Supplied material =>
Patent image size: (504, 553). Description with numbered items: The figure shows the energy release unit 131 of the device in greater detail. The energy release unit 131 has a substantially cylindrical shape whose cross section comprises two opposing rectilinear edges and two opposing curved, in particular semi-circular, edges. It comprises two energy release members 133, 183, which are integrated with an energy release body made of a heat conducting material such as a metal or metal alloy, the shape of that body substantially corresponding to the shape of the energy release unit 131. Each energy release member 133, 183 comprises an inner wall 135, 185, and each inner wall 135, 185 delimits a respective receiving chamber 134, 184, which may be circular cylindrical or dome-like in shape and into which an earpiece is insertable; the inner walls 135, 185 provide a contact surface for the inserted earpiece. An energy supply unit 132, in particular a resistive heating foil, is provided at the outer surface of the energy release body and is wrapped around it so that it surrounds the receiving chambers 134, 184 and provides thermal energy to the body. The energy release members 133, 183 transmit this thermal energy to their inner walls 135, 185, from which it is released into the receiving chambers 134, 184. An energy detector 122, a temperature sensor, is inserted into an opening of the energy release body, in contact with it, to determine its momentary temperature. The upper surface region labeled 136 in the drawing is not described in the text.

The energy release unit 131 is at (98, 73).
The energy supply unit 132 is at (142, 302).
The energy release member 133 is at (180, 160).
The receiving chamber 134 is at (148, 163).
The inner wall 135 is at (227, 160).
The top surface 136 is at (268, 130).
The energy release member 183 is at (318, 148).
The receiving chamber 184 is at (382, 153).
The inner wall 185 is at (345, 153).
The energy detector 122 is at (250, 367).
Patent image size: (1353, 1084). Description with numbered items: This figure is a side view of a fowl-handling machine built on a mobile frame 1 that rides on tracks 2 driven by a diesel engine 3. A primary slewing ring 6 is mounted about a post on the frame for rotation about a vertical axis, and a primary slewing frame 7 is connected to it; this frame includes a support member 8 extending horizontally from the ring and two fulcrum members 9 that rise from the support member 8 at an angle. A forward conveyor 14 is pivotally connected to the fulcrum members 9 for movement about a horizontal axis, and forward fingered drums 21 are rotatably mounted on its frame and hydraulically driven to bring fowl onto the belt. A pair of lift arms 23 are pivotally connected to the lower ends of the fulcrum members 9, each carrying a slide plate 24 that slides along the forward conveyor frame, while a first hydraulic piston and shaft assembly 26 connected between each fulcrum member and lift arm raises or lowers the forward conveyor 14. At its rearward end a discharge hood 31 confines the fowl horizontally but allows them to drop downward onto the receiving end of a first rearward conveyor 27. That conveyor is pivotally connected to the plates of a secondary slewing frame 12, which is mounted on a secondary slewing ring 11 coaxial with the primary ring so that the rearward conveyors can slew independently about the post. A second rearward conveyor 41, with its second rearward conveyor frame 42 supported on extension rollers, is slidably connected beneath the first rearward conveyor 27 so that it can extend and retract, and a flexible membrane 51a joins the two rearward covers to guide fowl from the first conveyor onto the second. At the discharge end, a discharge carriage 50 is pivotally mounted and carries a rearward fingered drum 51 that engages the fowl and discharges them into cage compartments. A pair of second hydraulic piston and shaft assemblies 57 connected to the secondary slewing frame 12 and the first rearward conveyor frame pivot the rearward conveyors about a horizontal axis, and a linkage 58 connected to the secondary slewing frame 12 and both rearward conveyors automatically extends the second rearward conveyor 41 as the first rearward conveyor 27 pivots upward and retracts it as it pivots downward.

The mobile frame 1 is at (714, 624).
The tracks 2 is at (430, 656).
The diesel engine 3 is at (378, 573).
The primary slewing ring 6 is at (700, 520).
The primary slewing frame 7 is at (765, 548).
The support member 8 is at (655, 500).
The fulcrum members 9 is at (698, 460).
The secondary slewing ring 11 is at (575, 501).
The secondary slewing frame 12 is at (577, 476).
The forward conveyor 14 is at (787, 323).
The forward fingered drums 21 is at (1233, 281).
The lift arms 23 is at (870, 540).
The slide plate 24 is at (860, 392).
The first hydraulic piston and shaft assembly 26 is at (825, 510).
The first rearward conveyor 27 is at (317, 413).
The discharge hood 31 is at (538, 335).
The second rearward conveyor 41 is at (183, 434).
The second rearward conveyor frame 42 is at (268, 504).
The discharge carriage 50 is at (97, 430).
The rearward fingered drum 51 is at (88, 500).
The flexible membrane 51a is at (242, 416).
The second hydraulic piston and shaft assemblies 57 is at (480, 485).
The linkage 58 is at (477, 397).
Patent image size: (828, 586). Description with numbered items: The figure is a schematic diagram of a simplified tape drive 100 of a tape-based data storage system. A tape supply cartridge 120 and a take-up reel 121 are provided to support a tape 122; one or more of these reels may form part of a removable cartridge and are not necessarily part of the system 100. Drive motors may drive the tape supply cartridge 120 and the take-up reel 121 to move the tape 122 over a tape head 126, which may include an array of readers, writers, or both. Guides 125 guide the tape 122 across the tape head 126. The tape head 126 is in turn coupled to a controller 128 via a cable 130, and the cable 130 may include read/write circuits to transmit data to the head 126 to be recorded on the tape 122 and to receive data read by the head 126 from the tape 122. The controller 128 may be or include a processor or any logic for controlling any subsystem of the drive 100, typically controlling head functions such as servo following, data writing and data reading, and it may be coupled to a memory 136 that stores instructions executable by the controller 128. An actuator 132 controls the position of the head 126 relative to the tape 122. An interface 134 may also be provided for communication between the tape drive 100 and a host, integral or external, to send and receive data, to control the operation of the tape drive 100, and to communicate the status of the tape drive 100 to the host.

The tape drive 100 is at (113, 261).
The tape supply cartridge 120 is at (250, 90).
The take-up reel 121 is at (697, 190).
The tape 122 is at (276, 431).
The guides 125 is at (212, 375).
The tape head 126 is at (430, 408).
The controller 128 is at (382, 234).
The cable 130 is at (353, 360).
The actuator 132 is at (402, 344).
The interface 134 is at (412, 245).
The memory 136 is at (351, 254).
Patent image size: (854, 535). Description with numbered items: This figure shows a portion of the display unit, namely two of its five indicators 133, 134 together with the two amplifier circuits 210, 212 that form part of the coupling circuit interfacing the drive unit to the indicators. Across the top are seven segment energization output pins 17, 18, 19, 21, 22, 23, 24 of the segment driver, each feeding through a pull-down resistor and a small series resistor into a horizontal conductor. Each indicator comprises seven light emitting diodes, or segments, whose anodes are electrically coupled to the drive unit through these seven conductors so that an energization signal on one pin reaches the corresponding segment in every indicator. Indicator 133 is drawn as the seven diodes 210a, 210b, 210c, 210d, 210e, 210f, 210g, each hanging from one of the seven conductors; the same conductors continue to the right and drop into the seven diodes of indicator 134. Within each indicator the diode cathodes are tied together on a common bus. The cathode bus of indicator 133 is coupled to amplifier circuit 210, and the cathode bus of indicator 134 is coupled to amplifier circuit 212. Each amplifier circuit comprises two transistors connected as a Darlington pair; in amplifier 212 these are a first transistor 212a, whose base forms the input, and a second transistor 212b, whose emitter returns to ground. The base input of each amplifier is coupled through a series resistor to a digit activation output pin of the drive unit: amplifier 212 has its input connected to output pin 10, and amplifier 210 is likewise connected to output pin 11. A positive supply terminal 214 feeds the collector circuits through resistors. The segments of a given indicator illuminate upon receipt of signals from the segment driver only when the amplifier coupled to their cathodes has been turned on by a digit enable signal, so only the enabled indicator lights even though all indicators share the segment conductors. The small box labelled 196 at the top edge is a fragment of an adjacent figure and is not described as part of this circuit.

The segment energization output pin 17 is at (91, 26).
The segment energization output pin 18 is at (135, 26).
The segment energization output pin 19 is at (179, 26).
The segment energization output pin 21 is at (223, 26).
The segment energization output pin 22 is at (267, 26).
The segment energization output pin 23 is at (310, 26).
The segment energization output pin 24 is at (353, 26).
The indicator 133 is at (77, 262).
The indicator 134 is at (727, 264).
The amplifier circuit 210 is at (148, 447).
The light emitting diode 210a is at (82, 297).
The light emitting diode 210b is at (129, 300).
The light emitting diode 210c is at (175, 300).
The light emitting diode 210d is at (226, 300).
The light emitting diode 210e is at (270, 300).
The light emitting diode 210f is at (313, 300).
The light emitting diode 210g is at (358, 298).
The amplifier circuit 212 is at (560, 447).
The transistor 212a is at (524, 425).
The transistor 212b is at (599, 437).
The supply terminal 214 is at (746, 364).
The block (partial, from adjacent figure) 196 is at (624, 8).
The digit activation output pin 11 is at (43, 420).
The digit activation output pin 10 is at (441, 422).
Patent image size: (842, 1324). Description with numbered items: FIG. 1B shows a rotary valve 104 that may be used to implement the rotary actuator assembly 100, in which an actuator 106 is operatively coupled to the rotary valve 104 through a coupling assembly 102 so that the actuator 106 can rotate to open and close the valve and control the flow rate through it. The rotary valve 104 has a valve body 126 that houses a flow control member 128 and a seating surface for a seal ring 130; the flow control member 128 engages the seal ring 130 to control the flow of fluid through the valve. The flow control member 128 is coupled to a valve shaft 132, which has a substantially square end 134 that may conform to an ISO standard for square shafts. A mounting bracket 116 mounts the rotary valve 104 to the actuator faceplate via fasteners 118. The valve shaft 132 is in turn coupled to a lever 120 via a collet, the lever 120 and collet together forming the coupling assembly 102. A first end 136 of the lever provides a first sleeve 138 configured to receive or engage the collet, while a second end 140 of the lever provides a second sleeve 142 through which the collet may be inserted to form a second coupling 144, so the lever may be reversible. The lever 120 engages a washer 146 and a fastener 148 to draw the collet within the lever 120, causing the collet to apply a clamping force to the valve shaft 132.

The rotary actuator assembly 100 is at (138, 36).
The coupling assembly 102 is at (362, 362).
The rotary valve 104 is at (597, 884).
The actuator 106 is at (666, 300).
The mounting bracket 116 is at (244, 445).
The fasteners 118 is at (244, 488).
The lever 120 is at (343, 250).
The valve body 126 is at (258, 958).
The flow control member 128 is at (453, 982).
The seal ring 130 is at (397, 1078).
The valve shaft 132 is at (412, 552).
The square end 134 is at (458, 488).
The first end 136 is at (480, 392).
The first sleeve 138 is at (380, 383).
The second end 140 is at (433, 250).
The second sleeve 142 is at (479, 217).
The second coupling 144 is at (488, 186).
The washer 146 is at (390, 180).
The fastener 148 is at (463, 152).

Task =>
Pick out every line in the listing above that contains the word "controller", and copy each one.

Reply to the task =>
Patent image size: (828, 586). Description with numbered items: The figure is a schematic diagram of a simplified tape drive 100 of a tape-based data storage system. A tape supply cartridge 120 and a take-up reel 121 are provided to support a tape 122; one or more of these reels may form part of a removable cartridge and are not necessarily part of the system 100. Drive motors may drive the tape supply cartridge 120 and the take-up reel 121 to move the tape 122 over a tape head 126, which may include an array of readers, writers, or both. Guides 125 guide the tape 122 across the tape head 126. The tape head 126 is in turn coupled to a controller 128 via a cable 130, and the cable 130 may include read/write circuits to transmit data to the head 126 to be recorded on the tape 122 and to receive data read by the head 126 from the tape 122. The controller 128 may be or include a processor or any logic for controlling any subsystem of the drive 100, typically controlling head functions such as servo following, data writing and data reading, and it may be coupled to a memory 136 that stores instructions executable by the controller 128. An actuator 132 controls the position of the head 126 relative to the tape 122. An interface 134 may also be provided for communication between the tape drive 100 and a host, integral or external, to send and receive data, to control the operation of the tape drive 100, and to communicate the status of the tape drive 100 to the host.
The controller 128 is at (382, 234).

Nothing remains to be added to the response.